WORK INSTRUCTIONS →
Lines containing the word "xlabel" should be extracted in full.

RECORD EXCERPTS →
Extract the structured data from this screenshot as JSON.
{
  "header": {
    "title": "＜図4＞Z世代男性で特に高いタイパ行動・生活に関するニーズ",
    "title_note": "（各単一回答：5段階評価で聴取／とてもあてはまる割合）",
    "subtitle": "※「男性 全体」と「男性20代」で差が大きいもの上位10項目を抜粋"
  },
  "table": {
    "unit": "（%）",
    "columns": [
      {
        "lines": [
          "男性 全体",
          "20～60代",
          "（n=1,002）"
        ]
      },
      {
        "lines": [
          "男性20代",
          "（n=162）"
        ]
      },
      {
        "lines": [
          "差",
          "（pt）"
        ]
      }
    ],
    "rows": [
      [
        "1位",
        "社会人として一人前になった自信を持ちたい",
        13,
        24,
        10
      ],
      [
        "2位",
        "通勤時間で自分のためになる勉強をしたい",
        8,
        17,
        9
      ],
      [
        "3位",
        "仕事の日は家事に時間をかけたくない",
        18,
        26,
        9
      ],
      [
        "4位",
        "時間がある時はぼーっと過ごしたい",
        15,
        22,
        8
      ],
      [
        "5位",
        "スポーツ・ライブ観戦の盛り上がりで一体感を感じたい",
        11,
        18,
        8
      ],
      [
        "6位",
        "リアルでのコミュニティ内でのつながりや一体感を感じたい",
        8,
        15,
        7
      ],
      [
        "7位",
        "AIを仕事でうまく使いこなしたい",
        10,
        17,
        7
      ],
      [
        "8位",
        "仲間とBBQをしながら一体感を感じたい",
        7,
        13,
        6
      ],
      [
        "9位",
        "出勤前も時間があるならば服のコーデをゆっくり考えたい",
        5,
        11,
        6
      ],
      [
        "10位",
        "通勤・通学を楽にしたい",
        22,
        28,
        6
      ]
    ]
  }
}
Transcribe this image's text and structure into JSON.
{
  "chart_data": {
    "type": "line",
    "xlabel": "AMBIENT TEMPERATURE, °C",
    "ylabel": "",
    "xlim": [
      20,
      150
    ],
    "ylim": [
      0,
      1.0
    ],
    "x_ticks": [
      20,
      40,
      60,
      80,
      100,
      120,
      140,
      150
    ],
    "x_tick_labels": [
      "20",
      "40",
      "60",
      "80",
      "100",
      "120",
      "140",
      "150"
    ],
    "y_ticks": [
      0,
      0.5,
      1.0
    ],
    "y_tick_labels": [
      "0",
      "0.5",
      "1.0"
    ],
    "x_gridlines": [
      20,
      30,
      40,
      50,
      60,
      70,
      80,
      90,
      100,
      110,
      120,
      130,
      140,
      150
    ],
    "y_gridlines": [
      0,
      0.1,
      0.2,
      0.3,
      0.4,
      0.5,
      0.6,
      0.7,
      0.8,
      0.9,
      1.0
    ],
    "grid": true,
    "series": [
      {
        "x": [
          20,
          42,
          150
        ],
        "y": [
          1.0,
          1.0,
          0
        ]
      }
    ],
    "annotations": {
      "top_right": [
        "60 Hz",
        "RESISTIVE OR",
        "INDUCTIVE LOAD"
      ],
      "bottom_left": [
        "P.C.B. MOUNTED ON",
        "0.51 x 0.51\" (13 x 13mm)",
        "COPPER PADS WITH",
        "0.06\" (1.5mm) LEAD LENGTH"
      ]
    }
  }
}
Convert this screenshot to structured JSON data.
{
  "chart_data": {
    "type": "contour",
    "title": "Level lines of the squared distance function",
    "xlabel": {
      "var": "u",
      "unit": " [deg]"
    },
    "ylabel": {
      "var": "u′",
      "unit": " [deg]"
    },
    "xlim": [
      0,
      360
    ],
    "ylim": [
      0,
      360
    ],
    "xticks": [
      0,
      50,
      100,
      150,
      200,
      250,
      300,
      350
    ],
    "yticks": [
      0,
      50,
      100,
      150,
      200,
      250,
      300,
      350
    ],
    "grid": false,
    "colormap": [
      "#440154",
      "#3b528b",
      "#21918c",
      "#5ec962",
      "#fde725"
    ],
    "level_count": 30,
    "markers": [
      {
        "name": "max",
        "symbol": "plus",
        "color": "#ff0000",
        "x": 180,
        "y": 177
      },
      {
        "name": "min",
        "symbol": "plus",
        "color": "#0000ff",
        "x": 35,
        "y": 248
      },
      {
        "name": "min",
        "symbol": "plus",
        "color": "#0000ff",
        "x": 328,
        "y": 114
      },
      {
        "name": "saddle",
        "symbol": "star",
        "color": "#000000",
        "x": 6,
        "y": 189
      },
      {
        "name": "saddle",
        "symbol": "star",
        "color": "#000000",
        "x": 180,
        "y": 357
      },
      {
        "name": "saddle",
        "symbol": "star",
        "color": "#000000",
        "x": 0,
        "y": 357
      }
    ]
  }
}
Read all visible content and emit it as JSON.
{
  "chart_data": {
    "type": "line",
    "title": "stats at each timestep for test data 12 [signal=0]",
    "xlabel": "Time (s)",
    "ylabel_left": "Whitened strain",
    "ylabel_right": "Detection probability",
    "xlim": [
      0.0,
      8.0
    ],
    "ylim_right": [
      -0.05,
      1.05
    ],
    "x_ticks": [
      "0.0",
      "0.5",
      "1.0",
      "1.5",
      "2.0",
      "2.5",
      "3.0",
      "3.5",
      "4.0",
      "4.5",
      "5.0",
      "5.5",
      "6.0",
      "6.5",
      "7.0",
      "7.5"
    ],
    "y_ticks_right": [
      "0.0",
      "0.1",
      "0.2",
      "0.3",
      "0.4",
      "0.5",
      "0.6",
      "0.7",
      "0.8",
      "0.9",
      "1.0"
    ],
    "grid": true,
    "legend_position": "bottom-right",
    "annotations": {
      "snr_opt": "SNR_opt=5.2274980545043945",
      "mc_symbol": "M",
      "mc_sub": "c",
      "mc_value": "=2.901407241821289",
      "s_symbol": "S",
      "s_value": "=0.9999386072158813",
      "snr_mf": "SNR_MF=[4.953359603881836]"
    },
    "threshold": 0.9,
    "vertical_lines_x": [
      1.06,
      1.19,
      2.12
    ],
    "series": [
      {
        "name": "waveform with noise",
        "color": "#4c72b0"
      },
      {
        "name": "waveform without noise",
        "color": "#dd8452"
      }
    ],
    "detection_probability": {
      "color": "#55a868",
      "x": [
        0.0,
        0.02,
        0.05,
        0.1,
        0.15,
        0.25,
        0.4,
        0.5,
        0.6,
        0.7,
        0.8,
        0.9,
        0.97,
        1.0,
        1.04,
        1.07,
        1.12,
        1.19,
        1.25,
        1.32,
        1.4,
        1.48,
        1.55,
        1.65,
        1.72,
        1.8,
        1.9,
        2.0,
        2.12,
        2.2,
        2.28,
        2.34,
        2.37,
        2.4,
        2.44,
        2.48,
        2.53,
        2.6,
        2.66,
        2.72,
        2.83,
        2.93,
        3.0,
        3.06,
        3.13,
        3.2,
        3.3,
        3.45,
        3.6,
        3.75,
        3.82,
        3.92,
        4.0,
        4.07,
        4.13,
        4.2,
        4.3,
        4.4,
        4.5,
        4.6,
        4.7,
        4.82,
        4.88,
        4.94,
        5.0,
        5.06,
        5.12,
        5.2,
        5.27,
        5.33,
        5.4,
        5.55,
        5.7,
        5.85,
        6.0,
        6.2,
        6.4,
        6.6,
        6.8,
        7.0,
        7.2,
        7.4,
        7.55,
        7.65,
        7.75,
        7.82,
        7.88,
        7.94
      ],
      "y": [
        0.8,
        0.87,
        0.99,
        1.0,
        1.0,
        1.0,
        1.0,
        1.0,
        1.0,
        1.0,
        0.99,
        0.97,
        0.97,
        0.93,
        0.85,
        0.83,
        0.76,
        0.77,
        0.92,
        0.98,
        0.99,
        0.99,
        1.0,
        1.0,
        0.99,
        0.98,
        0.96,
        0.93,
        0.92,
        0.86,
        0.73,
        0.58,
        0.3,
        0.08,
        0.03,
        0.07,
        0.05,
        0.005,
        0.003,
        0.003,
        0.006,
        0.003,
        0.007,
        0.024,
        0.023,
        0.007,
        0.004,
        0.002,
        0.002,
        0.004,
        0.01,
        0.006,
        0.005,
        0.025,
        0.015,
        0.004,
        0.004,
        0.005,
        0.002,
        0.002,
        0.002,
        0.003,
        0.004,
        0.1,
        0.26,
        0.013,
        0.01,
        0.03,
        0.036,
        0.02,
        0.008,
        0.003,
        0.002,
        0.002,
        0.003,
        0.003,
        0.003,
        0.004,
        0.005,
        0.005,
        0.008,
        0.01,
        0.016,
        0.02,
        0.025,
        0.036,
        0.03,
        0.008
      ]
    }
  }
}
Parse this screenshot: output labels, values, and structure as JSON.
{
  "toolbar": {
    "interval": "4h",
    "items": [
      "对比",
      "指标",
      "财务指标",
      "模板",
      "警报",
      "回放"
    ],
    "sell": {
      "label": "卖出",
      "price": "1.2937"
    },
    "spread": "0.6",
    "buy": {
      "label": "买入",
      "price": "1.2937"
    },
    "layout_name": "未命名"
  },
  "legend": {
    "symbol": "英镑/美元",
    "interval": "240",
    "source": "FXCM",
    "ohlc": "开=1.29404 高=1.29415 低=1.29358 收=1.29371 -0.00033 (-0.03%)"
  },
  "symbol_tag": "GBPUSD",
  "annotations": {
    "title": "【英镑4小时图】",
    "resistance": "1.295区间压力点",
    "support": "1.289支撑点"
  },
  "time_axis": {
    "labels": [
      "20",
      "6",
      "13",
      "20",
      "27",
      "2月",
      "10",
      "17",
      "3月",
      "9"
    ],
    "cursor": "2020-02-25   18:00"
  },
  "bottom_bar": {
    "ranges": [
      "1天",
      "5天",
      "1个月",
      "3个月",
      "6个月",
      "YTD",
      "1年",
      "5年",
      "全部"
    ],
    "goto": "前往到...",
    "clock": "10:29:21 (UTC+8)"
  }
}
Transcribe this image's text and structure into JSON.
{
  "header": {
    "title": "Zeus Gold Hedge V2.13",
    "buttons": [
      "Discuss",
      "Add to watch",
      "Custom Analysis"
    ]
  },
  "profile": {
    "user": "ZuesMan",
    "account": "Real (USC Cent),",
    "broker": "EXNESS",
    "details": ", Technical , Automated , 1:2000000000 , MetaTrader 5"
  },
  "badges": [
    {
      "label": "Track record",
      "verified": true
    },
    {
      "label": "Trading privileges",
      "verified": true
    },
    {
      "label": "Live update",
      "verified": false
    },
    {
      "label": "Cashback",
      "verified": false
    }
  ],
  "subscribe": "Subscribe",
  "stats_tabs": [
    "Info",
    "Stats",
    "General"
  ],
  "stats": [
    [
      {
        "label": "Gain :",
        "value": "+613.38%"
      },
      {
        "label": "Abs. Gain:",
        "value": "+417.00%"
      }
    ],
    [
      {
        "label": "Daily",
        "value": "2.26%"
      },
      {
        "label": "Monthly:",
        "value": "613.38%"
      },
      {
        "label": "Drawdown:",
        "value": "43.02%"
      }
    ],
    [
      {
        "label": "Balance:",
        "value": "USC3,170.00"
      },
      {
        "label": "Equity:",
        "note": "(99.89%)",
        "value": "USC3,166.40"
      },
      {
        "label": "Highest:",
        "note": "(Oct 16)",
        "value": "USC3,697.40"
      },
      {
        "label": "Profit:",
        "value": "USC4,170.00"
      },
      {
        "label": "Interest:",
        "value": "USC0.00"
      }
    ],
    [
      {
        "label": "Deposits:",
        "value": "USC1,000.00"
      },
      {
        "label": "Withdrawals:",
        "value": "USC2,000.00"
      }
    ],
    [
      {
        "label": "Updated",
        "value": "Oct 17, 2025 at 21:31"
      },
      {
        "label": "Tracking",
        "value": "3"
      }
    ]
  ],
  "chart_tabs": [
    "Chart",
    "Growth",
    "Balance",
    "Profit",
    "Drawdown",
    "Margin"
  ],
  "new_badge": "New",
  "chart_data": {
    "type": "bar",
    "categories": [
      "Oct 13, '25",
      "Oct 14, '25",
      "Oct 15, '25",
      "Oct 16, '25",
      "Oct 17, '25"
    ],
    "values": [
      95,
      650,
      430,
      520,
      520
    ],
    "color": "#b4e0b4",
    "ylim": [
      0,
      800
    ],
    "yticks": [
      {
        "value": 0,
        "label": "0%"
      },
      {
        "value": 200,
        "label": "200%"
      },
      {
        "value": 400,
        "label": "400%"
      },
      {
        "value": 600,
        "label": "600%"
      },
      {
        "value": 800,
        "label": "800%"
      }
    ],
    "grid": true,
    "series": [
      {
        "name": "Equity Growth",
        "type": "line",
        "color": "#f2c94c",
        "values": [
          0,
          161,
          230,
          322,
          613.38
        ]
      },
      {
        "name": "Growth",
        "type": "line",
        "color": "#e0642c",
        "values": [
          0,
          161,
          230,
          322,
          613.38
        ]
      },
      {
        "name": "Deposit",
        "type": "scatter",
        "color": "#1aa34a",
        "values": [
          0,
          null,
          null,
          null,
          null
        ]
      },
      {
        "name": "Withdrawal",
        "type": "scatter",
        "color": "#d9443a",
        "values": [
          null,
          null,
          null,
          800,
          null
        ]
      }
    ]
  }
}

THE COMPLETED TASK →
    "xlabel": "AMBIENT TEMPERATURE, °C",
    "xlabel": {
    "xlabel": "Time (s)",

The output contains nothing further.